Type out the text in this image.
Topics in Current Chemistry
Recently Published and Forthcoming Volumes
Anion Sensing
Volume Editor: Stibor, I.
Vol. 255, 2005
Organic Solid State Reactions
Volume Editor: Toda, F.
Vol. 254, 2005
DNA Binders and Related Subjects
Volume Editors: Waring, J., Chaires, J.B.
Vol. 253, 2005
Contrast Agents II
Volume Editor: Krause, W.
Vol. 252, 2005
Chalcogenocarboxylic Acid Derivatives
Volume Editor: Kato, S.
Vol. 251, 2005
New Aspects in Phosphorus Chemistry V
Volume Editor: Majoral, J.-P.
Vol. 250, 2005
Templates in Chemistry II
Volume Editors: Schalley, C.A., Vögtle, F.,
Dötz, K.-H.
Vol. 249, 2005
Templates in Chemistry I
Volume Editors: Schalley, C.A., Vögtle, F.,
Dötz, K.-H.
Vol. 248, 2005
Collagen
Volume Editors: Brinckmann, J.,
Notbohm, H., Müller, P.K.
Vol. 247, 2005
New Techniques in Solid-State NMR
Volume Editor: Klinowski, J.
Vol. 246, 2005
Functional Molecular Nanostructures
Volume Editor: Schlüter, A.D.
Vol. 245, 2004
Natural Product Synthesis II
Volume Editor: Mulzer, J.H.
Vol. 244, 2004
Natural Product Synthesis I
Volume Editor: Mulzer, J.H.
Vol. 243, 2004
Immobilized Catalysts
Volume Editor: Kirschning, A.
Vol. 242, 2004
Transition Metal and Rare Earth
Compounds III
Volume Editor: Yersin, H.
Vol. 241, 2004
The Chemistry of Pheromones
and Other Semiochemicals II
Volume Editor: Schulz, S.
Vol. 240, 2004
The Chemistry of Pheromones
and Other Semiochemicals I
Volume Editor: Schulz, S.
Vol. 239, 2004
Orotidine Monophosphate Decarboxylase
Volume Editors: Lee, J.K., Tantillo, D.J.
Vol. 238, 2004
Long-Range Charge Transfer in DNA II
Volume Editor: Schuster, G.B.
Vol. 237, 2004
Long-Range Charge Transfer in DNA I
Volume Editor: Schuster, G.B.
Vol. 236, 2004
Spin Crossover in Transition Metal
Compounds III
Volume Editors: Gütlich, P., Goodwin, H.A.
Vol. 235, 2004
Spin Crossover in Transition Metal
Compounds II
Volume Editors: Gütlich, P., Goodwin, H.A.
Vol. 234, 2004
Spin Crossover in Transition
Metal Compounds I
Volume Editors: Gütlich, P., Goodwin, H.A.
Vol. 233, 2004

__Short exercise__. Output all of the data above without any alteration.

__Reply__.
Type out the text in this image.
Topics in Current Chemistry
Recently Published and Forthcoming Volumes
Anion Sensing
Volume Editor: Stibor, I.
Vol. 255, 2005
Organic Solid State Reactions
Volume Editor: Toda, F.
Vol. 254, 2005
DNA Binders and Related Subjects
Volume Editors: Waring, J., Chaires, J.B.
Vol. 253, 2005
Contrast Agents II
Volume Editor: Krause, W.
Vol. 252, 2005
Chalcogenocarboxylic Acid Derivatives
Volume Editor: Kato, S.
Vol. 251, 2005
New Aspects in Phosphorus Chemistry V
Volume Editor: Majoral, J.-P.
Vol. 250, 2005
Templates in Chemistry II
Volume Editors: Schalley, C.A., Vögtle, F.,
Dötz, K.-H.
Vol. 249, 2005
Templates in Chemistry I
Volume Editors: Schalley, C.A., Vögtle, F.,
Dötz, K.-H.
Vol. 248, 2005
Collagen
Volume Editors: Brinckmann, J.,
Notbohm, H., Müller, P.K.
Vol. 247, 2005
New Techniques in Solid-State NMR
Volume Editor: Klinowski, J.
Vol. 246, 2005
Functional Molecular Nanostructures
Volume Editor: Schlüter, A.D.
Vol. 245, 2004
Natural Product Synthesis II
Volume Editor: Mulzer, J.H.
Vol. 244, 2004
Natural Product Synthesis I
Volume Editor: Mulzer, J.H.
Vol. 243, 2004
Immobilized Catalysts
Volume Editor: Kirschning, A.
Vol. 242, 2004
Transition Metal and Rare Earth
Compounds III
Volume Editor: Yersin, H.
Vol. 241, 2004
The Chemistry of Pheromones
and Other Semiochemicals II
Volume Editor: Schulz, S.
Vol. 240, 2004
The Chemistry of Pheromones
and Other Semiochemicals I
Volume Editor: Schulz, S.
Vol. 239, 2004
Orotidine Monophosphate Decarboxylase
Volume Editors: Lee, J.K., Tantillo, D.J.
Vol. 238, 2004
Long-Range Charge Transfer in DNA II
Volume Editor: Schuster, G.B.
Vol. 237, 2004
Long-Range Charge Transfer in DNA I
Volume Editor: Schuster, G.B.
Vol. 236, 2004
Spin Crossover in Transition Metal
Compounds III
Volume Editors: Gütlich, P., Goodwin, H.A.
Vol. 235, 2004
Spin Crossover in Transition Metal
Compounds II
Volume Editors: Gütlich, P., Goodwin, H.A.
Vol. 234, 2004
Spin Crossover in Transition
Metal Compounds I
Volume Editors: Gütlich, P., Goodwin, H.A.
Vol. 233, 2004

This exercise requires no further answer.